▸ **The task**:
Output the material exactly, but drop every image it holds.

——

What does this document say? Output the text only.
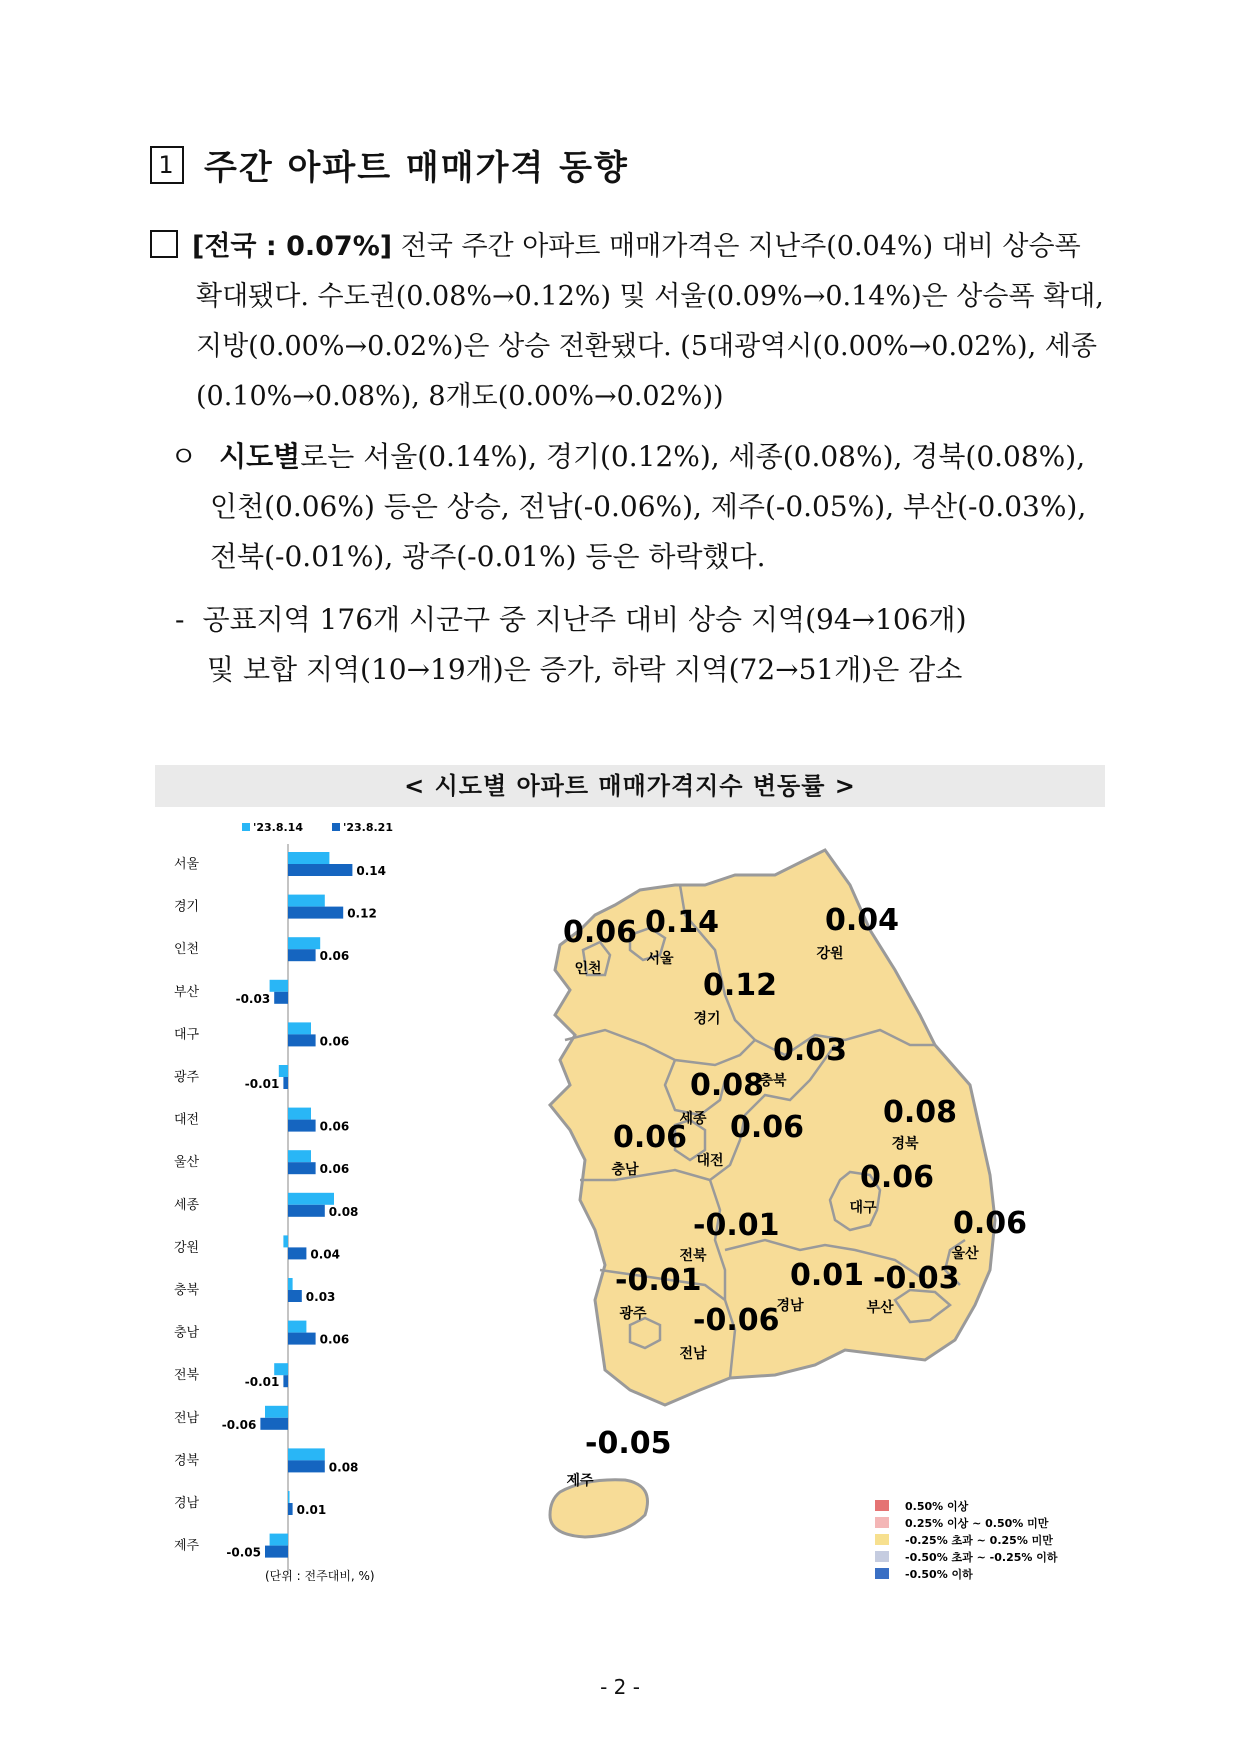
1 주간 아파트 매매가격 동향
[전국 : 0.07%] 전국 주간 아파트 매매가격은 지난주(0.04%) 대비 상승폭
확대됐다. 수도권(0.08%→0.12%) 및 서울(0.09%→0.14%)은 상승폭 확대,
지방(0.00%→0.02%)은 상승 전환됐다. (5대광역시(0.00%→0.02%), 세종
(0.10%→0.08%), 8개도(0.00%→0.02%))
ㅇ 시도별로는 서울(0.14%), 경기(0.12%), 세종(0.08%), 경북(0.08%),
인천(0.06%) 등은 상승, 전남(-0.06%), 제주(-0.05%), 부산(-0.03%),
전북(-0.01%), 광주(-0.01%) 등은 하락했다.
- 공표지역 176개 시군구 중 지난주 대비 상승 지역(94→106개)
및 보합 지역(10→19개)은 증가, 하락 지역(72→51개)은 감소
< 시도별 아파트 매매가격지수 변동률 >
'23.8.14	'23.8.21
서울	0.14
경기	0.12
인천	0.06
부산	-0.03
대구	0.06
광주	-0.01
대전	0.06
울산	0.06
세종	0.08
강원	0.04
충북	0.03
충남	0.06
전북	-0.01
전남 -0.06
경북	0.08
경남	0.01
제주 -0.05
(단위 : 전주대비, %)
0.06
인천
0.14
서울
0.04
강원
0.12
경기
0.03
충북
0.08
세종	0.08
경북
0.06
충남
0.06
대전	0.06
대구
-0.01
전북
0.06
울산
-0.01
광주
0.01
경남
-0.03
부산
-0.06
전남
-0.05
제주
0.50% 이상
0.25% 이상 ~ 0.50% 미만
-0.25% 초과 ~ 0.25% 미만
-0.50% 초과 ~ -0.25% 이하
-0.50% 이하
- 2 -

——

▸ **Result of this task**:
What does this document say? Output the text only.
1 주간 아파트 매매가격 동향
[전국 : 0.07%] 전국 주간 아파트 매매가격은 지난주(0.04%) 대비 상승폭
확대됐다. 수도권(0.08%→0.12%) 및 서울(0.09%→0.14%)은 상승폭 확대,
지방(0.00%→0.02%)은 상승 전환됐다. (5대광역시(0.00%→0.02%), 세종
(0.10%→0.08%), 8개도(0.00%→0.02%))
ㅇ 시도별로는 서울(0.14%), 경기(0.12%), 세종(0.08%), 경북(0.08%),
인천(0.06%) 등은 상승, 전남(-0.06%), 제주(-0.05%), 부산(-0.03%),
전북(-0.01%), 광주(-0.01%) 등은 하락했다.
- 공표지역 176개 시군구 중 지난주 대비 상승 지역(94→106개)
및 보합 지역(10→19개)은 증가, 하락 지역(72→51개)은 감소
< 시도별 아파트 매매가격지수 변동률 >
'23.8.14	'23.8.21
서울	0.14
경기	0.12
인천	0.06
부산	-0.03
대구	0.06
광주	-0.01
대전	0.06
울산	0.06
세종	0.08
강원	0.04
충북	0.03
충남	0.06
전북	-0.01
전남 -0.06
경북	0.08
경남	0.01
제주 -0.05
(단위 : 전주대비, %)
0.06
인천
0.14
서울
0.04
강원
0.12
경기
0.03
충북
0.08
세종	0.08
경북
0.06
충남
0.06
대전	0.06
대구
-0.01
전북
0.06
울산
-0.01
광주
0.01
경남
-0.03
부산
-0.06
전남
-0.05
제주
0.50% 이상
0.25% 이상 ~ 0.50% 미만
-0.25% 초과 ~ 0.25% 미만
-0.50% 초과 ~ -0.25% 이하
-0.50% 이하
- 2 -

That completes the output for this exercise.